------ Study text ------

Do I need to do anything to tell Rabbit to release resources?

I could increase the heap size but I'm concerned that this is just a short term fix and there might be something in my code that could bite me with a memory leak a few months into production deployment.

My mistake was that I was setting my channel to auto ack. This mean that every message from Rabbit was getting ack'd (acknologed as being recieved). I have fixed (and tested) this by decalaring the channel to not auto-ack: channel.basicConsume(getQueueName(), false,consumer); and after I process queue, I then ack the message: consumer.getChannel().basicAck(delivery.getEnvelope().getDeliveryTag(), false); .

This is what my queue decleration now looks like:

        Connection connection = RabbitConnection.getConnection();
        Channel channel = connection.createChannel();
        channel.queueDeclare(getQueueName(), false, false, false, null);
        consumer = new QueueingConsumer(channel);
        channel.basicConsume(getQueueName(), false,consumer);

and the following to process the queue:

    Delivery delivery = null;
    T queue = null;

    //loop over, continuously retrieving messages
    while(true) {

        try {
            delivery = consumer.nextDelivery();
            queue = deserialise(delivery.getBody());
            process(queue);
            consumer.getChannel().basicAck(delivery.getEnvelope().getDeliveryTag(), false);

        } catch (ShutdownSignalException e) {
            logger.warn("Shutodwon signal received.");
            break;
        } catch (ConsumerCancelledException e) {
            logger.warn("Consumer cancelled exception: {}",e.getMessage());
            break;
        } catch (InterruptedException e) {
            logger.warn("Interuption exception: {}", e);
            break;
        } catch (IOException e) {
            logger.error("Could not ack message: {}",e);
            break;
        }
    }

I can now see in the RabbitMQ Management screen that the messages are being delivered at a very high rate but that they are not being ack'd at that rate. If I then kill my consumer, within about 30s all of those non-ack'd messages are moved back to the Ready queue. One of the improvements that I will make is to set the basicQos value: channel.basicQos(10); so that there aren't too many messages delivered but non-ack'd. This is desirable because it means that I can fire up another consumer onto the same queue and start processing the queue rather than it all ending up in memory non-ack'd and not available to other consumers.

------

● **Task statement**: Please copy the RabbitMQ post again, everything from "I could increase" down to "into production deployment.", swapping "heap size" for "memory limit".

------ Data extracts ------

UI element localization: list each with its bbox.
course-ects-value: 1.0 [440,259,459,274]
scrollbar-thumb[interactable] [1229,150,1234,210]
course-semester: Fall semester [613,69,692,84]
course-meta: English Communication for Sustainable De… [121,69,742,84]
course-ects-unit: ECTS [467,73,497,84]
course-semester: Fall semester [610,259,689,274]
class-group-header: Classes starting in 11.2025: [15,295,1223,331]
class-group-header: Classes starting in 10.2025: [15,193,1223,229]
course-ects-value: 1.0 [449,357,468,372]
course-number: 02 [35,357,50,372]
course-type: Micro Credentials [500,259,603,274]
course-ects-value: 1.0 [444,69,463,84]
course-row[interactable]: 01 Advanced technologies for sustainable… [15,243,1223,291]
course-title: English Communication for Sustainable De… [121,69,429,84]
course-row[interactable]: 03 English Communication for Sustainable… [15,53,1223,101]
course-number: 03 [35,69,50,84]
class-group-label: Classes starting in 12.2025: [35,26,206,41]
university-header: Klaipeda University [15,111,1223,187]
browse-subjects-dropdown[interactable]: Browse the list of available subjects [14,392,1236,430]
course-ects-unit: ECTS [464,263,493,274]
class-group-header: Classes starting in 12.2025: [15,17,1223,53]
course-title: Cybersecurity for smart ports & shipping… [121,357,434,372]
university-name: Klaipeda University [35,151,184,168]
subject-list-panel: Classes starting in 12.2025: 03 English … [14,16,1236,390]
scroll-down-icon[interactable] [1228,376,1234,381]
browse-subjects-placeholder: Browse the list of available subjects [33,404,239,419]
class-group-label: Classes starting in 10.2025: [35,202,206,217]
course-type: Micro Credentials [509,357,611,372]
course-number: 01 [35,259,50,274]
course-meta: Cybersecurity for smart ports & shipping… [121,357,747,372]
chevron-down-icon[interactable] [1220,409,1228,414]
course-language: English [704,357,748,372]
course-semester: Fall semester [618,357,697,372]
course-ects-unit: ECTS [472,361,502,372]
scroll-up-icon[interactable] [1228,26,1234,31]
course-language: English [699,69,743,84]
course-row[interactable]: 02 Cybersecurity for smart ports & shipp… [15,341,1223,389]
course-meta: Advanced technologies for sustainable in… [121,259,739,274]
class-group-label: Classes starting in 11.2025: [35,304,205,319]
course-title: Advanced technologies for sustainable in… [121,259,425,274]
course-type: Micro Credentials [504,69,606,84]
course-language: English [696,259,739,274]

------

● **Written answer**:
I could increase the memory limit but I'm concerned that this is just a short term fix and there might be something in my code that could bite me with a memory leak a few months into production deployment.